El ministro Edwin Palma envió el 14 de mayo una alerta a la Comisión de Regulación de Energía y Gas sobre un desfase entre la demanda proyectada de electricidad y la energía que el Sistema Interconectado Nacional puede garantizar. Según el Centro Nacional de Despacho, el déficit estimado alcanzaría 1,97 TWh-año entre diciembre de 2025 y noviembre de 2026, duplicándose a 3,9 TWh-año en el periodo siguiente.
Para dimensionarlo: esa brecha equivaldría a la producción continua de una planta de 450 megavatios operando sin parar durante un año completo. El panorama se agrava porque El Niño podría llegar a partir de junio, reduciendo históricamente los niveles de embalses e impactando la generación hidroeléctrica, que es la principal fuente de energía del país.
En su comunicación a la Creg, según reporta el Ministerio, Palma cuestionó la Resolución CREG 101 de 2007, que limita cómo las plantas existentes pueden participar en el mercado cuando amplían su capacidad. El caso de Hidroituango es emblemático: la planta adelanta trabajos de poda en el embalse que permitirían aumentar su generación en 1,066 TWh-año, pero la regulación vigente solo permitió que ofertara 0,8 TWh-año en la subasta de Obligaciones de Energía Firme, dejando 0,266 TWh-año sin poder aprovecharse bajo las reglas actuales.

## DATOS EXTRAÍDOS
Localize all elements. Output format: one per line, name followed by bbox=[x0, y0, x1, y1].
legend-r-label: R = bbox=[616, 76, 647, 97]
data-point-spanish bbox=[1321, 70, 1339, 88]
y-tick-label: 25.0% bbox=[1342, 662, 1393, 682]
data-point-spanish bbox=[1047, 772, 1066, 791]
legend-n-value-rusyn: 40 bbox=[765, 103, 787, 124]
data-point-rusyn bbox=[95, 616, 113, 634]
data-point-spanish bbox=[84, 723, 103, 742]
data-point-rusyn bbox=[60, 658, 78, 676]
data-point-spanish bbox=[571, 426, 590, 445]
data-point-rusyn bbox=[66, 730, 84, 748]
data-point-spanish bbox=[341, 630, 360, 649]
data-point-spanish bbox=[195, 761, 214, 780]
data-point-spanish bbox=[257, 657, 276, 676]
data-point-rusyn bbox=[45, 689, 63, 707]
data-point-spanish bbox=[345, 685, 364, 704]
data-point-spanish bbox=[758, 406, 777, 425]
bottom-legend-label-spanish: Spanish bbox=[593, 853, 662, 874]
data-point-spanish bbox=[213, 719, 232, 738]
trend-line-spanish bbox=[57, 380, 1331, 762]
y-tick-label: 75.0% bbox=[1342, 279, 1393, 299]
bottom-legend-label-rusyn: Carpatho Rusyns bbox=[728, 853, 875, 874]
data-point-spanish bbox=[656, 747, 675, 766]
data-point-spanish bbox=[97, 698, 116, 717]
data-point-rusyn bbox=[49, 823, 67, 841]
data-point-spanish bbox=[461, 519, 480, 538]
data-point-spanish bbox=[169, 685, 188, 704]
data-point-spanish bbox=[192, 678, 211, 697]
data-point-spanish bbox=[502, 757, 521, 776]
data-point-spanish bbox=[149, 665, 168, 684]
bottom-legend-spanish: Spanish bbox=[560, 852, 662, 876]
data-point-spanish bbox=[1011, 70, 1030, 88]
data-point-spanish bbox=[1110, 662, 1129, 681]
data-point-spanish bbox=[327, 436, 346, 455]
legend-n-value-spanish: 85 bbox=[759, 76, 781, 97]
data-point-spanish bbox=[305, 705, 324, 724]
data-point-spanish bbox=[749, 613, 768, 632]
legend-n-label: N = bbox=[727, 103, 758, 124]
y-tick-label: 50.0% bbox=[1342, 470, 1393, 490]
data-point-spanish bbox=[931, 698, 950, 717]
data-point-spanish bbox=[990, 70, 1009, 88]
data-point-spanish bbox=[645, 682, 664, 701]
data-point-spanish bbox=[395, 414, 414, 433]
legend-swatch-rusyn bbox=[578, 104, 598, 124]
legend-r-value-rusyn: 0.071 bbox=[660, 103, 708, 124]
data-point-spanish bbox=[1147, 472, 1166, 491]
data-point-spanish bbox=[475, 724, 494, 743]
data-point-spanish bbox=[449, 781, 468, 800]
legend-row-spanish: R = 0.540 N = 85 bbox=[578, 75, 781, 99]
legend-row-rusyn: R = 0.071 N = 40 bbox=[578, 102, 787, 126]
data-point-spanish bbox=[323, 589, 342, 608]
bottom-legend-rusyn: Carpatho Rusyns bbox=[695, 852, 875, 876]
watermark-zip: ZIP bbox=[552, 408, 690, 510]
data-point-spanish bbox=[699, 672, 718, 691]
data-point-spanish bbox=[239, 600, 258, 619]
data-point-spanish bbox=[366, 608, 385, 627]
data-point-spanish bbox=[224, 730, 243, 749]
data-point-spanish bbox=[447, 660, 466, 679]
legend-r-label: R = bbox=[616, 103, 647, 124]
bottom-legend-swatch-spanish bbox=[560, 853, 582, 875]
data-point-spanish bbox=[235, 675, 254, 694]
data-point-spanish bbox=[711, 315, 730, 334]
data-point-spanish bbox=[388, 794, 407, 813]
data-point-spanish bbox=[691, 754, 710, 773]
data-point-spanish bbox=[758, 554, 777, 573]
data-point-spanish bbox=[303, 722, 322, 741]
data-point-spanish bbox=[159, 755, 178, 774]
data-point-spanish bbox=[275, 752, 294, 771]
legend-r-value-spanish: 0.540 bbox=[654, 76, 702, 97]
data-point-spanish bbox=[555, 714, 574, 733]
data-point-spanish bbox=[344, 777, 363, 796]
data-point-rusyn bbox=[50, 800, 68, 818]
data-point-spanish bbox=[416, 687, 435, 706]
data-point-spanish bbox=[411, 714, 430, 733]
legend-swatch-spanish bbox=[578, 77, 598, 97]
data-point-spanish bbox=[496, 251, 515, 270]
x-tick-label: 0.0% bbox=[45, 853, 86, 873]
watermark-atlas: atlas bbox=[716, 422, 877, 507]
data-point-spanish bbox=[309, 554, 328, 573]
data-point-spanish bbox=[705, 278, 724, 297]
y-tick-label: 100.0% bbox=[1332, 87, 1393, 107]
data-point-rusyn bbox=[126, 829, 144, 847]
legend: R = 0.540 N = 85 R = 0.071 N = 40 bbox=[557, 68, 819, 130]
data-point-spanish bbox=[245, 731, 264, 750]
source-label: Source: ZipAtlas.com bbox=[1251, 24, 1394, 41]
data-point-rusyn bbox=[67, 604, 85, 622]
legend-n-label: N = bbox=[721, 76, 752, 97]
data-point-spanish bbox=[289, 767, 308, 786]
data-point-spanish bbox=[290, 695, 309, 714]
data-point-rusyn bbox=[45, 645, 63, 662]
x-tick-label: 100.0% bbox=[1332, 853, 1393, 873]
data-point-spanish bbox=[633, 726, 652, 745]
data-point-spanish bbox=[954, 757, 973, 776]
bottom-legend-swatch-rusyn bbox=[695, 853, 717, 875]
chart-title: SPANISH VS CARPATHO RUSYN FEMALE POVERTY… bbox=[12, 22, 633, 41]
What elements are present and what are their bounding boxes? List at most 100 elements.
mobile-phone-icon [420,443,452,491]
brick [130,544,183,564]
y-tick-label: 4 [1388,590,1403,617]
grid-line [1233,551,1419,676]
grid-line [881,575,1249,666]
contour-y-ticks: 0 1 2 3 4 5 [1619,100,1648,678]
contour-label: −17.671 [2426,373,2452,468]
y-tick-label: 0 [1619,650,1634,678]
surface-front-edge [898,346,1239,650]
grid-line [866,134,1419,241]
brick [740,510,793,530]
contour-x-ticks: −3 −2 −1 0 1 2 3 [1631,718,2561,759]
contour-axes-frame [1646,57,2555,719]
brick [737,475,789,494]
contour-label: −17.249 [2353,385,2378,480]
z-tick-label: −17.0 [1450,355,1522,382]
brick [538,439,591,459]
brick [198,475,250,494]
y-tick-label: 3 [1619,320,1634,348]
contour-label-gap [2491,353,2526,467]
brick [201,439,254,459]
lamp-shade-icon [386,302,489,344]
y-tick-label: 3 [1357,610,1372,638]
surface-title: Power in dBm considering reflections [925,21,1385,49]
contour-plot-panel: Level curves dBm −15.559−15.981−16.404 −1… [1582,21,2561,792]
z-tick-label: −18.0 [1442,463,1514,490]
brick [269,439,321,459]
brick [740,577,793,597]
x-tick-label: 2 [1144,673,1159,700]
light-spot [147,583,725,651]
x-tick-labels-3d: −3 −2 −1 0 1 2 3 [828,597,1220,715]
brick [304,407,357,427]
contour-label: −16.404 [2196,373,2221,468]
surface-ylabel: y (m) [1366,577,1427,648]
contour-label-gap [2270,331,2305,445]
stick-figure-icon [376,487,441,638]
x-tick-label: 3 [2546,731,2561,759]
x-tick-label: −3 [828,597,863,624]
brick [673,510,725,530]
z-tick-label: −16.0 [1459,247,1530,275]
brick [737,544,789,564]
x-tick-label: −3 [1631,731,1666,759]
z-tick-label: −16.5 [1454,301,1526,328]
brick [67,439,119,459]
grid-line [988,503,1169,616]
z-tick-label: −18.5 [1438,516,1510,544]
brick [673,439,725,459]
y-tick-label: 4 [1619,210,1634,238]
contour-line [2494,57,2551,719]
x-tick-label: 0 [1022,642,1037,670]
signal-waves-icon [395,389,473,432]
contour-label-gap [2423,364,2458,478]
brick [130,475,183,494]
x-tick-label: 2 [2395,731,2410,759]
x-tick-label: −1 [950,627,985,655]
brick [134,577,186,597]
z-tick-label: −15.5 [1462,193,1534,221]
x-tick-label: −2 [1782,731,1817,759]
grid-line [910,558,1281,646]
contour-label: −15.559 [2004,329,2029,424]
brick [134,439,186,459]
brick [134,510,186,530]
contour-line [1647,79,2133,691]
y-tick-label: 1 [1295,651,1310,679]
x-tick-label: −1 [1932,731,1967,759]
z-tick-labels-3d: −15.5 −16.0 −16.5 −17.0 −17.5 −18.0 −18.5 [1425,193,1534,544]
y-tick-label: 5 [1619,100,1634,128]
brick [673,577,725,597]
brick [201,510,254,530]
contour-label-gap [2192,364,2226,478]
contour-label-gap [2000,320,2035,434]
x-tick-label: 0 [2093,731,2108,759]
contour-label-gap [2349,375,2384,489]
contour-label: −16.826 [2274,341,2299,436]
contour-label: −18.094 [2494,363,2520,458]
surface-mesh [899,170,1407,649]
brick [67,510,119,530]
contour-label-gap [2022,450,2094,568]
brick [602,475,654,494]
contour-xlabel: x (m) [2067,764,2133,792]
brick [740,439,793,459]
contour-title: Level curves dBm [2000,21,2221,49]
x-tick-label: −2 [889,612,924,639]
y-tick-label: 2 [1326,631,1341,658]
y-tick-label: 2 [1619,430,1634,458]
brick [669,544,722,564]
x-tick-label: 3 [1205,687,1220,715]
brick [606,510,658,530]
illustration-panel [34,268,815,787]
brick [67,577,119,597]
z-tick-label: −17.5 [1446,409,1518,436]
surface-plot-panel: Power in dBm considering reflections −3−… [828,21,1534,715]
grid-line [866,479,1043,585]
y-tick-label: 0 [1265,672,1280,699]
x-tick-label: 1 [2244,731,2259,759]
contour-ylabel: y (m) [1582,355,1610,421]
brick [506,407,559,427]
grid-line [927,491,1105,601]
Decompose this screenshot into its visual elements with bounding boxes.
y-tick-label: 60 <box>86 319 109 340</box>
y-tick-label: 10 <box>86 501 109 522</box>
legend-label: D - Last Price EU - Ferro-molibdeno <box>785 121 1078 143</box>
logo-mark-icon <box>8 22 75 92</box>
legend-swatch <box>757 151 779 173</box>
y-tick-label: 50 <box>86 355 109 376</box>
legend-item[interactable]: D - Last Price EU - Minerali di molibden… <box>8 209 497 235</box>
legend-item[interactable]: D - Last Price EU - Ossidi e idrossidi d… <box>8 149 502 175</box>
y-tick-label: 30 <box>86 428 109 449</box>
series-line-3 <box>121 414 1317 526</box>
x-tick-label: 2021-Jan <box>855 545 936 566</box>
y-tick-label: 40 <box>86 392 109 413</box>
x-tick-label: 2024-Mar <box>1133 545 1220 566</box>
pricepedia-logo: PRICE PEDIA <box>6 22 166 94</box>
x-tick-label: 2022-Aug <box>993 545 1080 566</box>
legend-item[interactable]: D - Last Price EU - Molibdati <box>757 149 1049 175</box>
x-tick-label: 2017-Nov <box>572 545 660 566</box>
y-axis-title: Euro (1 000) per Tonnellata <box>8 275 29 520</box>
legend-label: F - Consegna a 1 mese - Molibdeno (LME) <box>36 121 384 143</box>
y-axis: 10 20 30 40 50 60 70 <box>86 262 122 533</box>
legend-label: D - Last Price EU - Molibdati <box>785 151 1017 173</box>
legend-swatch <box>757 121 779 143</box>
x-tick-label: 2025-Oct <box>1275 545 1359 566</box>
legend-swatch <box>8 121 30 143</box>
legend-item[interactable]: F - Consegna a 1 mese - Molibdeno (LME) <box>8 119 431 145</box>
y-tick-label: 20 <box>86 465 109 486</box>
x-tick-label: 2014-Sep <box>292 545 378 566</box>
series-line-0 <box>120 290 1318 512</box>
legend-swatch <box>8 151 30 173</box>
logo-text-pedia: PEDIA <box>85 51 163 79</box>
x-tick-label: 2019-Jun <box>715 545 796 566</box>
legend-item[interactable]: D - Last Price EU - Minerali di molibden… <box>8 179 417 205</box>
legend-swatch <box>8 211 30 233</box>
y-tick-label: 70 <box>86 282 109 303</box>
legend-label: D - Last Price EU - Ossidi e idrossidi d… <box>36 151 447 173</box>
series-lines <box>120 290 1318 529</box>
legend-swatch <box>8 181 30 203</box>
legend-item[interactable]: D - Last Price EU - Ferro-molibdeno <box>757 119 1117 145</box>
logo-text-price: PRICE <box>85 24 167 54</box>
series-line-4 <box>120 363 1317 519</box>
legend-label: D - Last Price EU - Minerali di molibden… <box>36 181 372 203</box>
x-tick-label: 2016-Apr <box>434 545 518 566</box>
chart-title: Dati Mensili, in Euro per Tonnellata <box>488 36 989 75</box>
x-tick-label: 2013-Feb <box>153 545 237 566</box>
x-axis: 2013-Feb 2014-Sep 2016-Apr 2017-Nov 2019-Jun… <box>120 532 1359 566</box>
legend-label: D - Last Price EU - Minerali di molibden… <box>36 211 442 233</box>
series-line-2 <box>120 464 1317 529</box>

## TAREA A REALIZAR
Copia sin cambios el fragmento del texto sobre el déficit de energía eléctrica que va desde "El ministro Edwin" hasta "el periodo siguiente.", ambos incluidos.

## RESPUESTA
El ministro Edwin Palma envió el 14 de mayo una alerta a la Comisión de Regulación de Energía y Gas sobre un desfase entre la demanda proyectada de electricidad y la energía que el Sistema Interconectado Nacional puede garantizar. Según el Centro Nacional de Despacho, el déficit estimado alcanzaría 1,97 TWh-año entre diciembre de 2025 y noviembre de 2026, duplicándose a 3,9 TWh-año en el periodo siguiente.